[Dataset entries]
────────────────────

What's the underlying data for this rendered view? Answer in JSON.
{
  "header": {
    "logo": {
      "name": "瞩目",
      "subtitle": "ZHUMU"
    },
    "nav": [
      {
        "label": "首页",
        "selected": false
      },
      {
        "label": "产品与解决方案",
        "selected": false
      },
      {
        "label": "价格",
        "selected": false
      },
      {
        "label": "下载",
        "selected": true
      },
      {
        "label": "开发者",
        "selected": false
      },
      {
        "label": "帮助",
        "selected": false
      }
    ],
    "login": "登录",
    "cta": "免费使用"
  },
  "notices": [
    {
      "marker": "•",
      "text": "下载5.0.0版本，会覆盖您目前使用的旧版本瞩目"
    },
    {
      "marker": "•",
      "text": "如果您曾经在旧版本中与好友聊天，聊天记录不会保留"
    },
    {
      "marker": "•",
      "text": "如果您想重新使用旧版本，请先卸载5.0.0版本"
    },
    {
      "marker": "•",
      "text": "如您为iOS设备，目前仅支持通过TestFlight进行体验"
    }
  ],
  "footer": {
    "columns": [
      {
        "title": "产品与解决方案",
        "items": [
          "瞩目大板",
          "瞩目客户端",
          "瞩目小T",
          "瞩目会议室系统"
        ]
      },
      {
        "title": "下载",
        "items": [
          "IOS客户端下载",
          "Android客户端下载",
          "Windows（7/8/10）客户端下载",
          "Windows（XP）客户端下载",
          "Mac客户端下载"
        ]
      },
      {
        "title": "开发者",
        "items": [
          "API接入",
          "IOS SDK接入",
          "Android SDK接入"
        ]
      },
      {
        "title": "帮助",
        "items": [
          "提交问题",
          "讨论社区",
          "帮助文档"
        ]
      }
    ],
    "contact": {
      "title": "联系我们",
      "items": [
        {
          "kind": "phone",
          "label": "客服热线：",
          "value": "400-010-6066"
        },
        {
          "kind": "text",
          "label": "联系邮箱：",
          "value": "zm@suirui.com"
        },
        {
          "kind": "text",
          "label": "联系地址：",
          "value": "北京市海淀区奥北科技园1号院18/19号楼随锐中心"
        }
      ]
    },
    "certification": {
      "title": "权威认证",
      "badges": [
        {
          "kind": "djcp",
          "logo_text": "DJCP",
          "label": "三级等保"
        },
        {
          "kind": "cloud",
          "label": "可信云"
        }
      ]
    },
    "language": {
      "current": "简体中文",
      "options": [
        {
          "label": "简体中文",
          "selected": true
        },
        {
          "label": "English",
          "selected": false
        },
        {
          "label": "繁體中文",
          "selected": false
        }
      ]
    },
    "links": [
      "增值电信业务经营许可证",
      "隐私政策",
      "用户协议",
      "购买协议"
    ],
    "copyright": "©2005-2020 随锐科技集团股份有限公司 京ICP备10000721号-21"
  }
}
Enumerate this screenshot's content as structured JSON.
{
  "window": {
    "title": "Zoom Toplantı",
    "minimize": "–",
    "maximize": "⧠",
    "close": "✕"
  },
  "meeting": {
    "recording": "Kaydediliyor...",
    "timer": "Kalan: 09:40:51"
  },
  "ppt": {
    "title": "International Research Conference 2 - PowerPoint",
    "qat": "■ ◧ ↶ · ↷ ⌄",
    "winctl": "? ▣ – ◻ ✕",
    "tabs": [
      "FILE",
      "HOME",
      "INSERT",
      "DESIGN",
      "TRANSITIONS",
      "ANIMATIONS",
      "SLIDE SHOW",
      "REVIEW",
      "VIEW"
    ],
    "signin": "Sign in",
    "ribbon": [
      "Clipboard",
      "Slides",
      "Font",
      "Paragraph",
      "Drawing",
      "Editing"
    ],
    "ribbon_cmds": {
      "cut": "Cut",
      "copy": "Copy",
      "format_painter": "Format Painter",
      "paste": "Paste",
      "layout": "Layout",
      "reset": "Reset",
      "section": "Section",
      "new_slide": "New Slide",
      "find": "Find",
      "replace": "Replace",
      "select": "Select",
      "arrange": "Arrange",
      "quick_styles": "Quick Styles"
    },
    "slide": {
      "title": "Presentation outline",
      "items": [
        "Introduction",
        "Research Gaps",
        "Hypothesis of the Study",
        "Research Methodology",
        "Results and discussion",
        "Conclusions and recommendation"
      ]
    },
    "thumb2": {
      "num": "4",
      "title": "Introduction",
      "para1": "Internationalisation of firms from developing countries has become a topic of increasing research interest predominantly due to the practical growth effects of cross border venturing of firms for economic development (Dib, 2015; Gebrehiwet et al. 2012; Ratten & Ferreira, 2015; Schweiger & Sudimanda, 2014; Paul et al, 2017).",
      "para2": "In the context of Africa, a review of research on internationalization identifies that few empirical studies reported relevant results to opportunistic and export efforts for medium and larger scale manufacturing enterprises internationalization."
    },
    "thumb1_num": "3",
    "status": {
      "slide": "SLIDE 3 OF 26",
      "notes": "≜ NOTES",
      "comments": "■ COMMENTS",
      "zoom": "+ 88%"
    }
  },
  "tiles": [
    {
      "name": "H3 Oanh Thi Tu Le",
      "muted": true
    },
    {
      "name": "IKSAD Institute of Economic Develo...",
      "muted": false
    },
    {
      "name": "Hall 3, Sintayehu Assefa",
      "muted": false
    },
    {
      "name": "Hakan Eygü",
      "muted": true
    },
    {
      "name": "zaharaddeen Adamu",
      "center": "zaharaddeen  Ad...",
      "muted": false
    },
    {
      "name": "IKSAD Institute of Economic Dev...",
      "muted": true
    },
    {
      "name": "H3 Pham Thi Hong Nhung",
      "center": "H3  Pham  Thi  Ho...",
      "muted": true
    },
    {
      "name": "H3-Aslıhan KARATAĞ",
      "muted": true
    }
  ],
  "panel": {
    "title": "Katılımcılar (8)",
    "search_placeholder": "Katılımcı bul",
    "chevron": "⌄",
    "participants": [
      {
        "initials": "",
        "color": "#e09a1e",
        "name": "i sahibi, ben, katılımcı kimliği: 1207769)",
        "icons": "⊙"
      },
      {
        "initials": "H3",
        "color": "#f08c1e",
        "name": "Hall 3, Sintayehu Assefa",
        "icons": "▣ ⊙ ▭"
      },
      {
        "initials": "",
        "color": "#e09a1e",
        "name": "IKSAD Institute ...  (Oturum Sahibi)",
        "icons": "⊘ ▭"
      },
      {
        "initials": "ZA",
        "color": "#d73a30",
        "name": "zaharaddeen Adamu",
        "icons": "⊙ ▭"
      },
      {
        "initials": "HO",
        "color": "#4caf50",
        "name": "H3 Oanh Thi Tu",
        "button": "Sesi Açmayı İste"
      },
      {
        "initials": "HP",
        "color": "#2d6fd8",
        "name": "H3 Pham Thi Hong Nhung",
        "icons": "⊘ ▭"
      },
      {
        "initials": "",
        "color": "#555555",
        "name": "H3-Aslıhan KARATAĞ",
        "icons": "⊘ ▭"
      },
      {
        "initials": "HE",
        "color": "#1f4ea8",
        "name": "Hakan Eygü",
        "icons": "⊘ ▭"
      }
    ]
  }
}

────────────────────

| Required work |
Write out every entry verbatim.

| Written response |
What's the underlying data for this rendered view? Answer in JSON.
{
  "header": {
    "logo": {
      "name": "瞩目",
      "subtitle": "ZHUMU"
    },
    "nav": [
      {
        "label": "首页",
        "selected": false
      },
      {
        "label": "产品与解决方案",
        "selected": false
      },
      {
        "label": "价格",
        "selected": false
      },
      {
        "label": "下载",
        "selected": true
      },
      {
        "label": "开发者",
        "selected": false
      },
      {
        "label": "帮助",
        "selected": false
      }
    ],
    "login": "登录",
    "cta": "免费使用"
  },
  "notices": [
    {
      "marker": "•",
      "text": "下载5.0.0版本，会覆盖您目前使用的旧版本瞩目"
    },
    {
      "marker": "•",
      "text": "如果您曾经在旧版本中与好友聊天，聊天记录不会保留"
    },
    {
      "marker": "•",
      "text": "如果您想重新使用旧版本，请先卸载5.0.0版本"
    },
    {
      "marker": "•",
      "text": "如您为iOS设备，目前仅支持通过TestFlight进行体验"
    }
  ],
  "footer": {
    "columns": [
      {
        "title": "产品与解决方案",
        "items": [
          "瞩目大板",
          "瞩目客户端",
          "瞩目小T",
          "瞩目会议室系统"
        ]
      },
      {
        "title": "下载",
        "items": [
          "IOS客户端下载",
          "Android客户端下载",
          "Windows（7/8/10）客户端下载",
          "Windows（XP）客户端下载",
          "Mac客户端下载"
        ]
      },
      {
        "title": "开发者",
        "items": [
          "API接入",
          "IOS SDK接入",
          "Android SDK接入"
        ]
      },
      {
        "title": "帮助",
        "items": [
          "提交问题",
          "讨论社区",
          "帮助文档"
        ]
      }
    ],
    "contact": {
      "title": "联系我们",
      "items": [
        {
          "kind": "phone",
          "label": "客服热线：",
          "value": "400-010-6066"
        },
        {
          "kind": "text",
          "label": "联系邮箱：",
          "value": "zm@suirui.com"
        },
        {
          "kind": "text",
          "label": "联系地址：",
          "value": "北京市海淀区奥北科技园1号院18/19号楼随锐中心"
        }
      ]
    },
    "certification": {
      "title": "权威认证",
      "badges": [
        {
          "kind": "djcp",
          "logo_text": "DJCP",
          "label": "三级等保"
        },
        {
          "kind": "cloud",
          "label": "可信云"
        }
      ]
    },
    "language": {
      "current": "简体中文",
      "options": [
        {
          "label": "简体中文",
          "selected": true
        },
        {
          "label": "English",
          "selected": false
        },
        {
          "label": "繁體中文",
          "selected": false
        }
      ]
    },
    "links": [
      "增值电信业务经营许可证",
      "隐私政策",
      "用户协议",
      "购买协议"
    ],
    "copyright": "©2005-2020 随锐科技集团股份有限公司 京ICP备10000721号-21"
  }
}
Enumerate this screenshot's content as structured JSON.
{
  "window": {
    "title": "Zoom Toplantı",
    "minimize": "–",
    "maximize": "⧠",
    "close": "✕"
  },
  "meeting": {
    "recording": "Kaydediliyor...",
    "timer": "Kalan: 09:40:51"
  },
  "ppt": {
    "title": "International Research Conference 2 - PowerPoint",
    "qat": "■ ◧ ↶ · ↷ ⌄",
    "winctl": "? ▣ – ◻ ✕",
    "tabs": [
      "FILE",
      "HOME",
      "INSERT",
      "DESIGN",
      "TRANSITIONS",
      "ANIMATIONS",
      "SLIDE SHOW",
      "REVIEW",
      "VIEW"
    ],
    "signin": "Sign in",
    "ribbon": [
      "Clipboard",
      "Slides",
      "Font",
      "Paragraph",
      "Drawing",
      "Editing"
    ],
    "ribbon_cmds": {
      "cut": "Cut",
      "copy": "Copy",
      "format_painter": "Format Painter",
      "paste": "Paste",
      "layout": "Layout",
      "reset": "Reset",
      "section": "Section",
      "new_slide": "New Slide",
      "find": "Find",
      "replace": "Replace",
      "select": "Select",
      "arrange": "Arrange",
      "quick_styles": "Quick Styles"
    },
    "slide": {
      "title": "Presentation outline",
      "items": [
        "Introduction",
        "Research Gaps",
        "Hypothesis of the Study",
        "Research Methodology",
        "Results and discussion",
        "Conclusions and recommendation"
      ]
    },
    "thumb2": {
      "num": "4",
      "title": "Introduction",
      "para1": "Internationalisation of firms from developing countries has become a topic of increasing research interest predominantly due to the practical growth effects of cross border venturing of firms for economic development (Dib, 2015; Gebrehiwet et al. 2012; Ratten & Ferreira, 2015; Schweiger & Sudimanda, 2014; Paul et al, 2017).",
      "para2": "In the context of Africa, a review of research on internationalization identifies that few empirical studies reported relevant results to opportunistic and export efforts for medium and larger scale manufacturing enterprises internationalization."
    },
    "thumb1_num": "3",
    "status": {
      "slide": "SLIDE 3 OF 26",
      "notes": "≜ NOTES",
      "comments": "■ COMMENTS",
      "zoom": "+ 88%"
    }
  },
  "tiles": [
    {
      "name": "H3 Oanh Thi Tu Le",
      "muted": true
    },
    {
      "name": "IKSAD Institute of Economic Develo...",
      "muted": false
    },
    {
      "name": "Hall 3, Sintayehu Assefa",
      "muted": false
    },
    {
      "name": "Hakan Eygü",
      "muted": true
    },
    {
      "name": "zaharaddeen Adamu",
      "center": "zaharaddeen  Ad...",
      "muted": false
    },
    {
      "name": "IKSAD Institute of Economic Dev...",
      "muted": true
    },
    {
      "name": "H3 Pham Thi Hong Nhung",
      "center": "H3  Pham  Thi  Ho...",
      "muted": true
    },
    {
      "name": "H3-Aslıhan KARATAĞ",
      "muted": true
    }
  ],
  "panel": {
    "title": "Katılımcılar (8)",
    "search_placeholder": "Katılımcı bul",
    "chevron": "⌄",
    "participants": [
      {
        "initials": "",
        "color": "#e09a1e",
        "name": "i sahibi, ben, katılımcı kimliği: 1207769)",
        "icons": "⊙"
      },
      {
        "initials": "H3",
        "color": "#f08c1e",
        "name": "Hall 3, Sintayehu Assefa",
        "icons": "▣ ⊙ ▭"
      },
      {
        "initials": "",
        "color": "#e09a1e",
        "name": "IKSAD Institute ...  (Oturum Sahibi)",
        "icons": "⊘ ▭"
      },
      {
        "initials": "ZA",
        "color": "#d73a30",
        "name": "zaharaddeen Adamu",
        "icons": "⊙ ▭"
      },
      {
        "initials": "HO",
        "color": "#4caf50",
        "name": "H3 Oanh Thi Tu",
        "button": "Sesi Açmayı İste"
      },
      {
        "initials": "HP",
        "color": "#2d6fd8",
        "name": "H3 Pham Thi Hong Nhung",
        "icons": "⊘ ▭"
      },
      {
        "initials": "",
        "color": "#555555",
        "name": "H3-Aslıhan KARATAĞ",
        "icons": "⊘ ▭"
      },
      {
        "initials": "HE",
        "color": "#1f4ea8",
        "name": "Hakan Eygü",
        "icons": "⊘ ▭"
      }
    ]
  }
}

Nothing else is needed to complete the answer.